§ **RECORDS SUPPLIED**:
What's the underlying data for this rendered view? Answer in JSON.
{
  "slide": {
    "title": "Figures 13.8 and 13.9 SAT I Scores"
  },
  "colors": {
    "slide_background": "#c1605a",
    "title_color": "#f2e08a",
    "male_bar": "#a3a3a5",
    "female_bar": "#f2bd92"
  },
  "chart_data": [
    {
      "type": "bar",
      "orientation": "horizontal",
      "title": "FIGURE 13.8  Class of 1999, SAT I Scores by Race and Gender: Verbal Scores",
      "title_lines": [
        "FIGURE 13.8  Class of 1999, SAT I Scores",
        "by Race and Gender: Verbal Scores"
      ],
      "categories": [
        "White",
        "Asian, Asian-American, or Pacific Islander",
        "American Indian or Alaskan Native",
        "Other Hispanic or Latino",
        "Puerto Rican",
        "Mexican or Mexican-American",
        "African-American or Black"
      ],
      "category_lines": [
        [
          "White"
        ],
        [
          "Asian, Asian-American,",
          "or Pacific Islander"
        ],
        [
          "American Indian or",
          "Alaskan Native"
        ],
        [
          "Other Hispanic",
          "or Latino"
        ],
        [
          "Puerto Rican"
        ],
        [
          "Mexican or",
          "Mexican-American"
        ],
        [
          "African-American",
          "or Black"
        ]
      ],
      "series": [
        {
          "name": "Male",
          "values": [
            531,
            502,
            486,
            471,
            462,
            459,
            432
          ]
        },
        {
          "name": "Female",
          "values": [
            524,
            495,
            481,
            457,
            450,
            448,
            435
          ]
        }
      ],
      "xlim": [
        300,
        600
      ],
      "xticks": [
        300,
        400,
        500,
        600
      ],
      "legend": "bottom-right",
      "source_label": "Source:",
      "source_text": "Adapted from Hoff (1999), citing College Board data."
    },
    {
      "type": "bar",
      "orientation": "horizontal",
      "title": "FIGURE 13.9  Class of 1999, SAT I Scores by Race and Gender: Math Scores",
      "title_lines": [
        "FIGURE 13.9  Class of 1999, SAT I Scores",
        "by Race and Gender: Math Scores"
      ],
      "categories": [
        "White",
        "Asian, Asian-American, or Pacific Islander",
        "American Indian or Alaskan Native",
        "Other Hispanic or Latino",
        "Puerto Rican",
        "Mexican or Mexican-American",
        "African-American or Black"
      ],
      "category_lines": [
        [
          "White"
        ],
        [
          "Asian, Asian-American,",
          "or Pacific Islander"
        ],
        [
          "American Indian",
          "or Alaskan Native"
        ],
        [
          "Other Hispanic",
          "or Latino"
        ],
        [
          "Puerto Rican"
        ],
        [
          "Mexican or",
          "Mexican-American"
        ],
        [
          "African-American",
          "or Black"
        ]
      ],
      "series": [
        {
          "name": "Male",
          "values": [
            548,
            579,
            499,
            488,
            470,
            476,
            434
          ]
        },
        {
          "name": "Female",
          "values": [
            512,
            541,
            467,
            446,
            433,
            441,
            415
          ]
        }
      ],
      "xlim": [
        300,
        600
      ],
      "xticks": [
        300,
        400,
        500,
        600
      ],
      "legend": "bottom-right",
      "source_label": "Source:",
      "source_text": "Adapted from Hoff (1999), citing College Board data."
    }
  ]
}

§ **EXERCISE DETAILS**:
In the records above, locate the lines holding the word "Gender". Copy each of them.

§ **RESULT BELOW**:
      "title": "FIGURE 13.8  Class of 1999, SAT I Scores by Race and Gender: Verbal Scores",
        "by Race and Gender: Verbal Scores"
      "title": "FIGURE 13.9  Class of 1999, SAT I Scores by Race and Gender: Math Scores",
        "by Race and Gender: Math Scores"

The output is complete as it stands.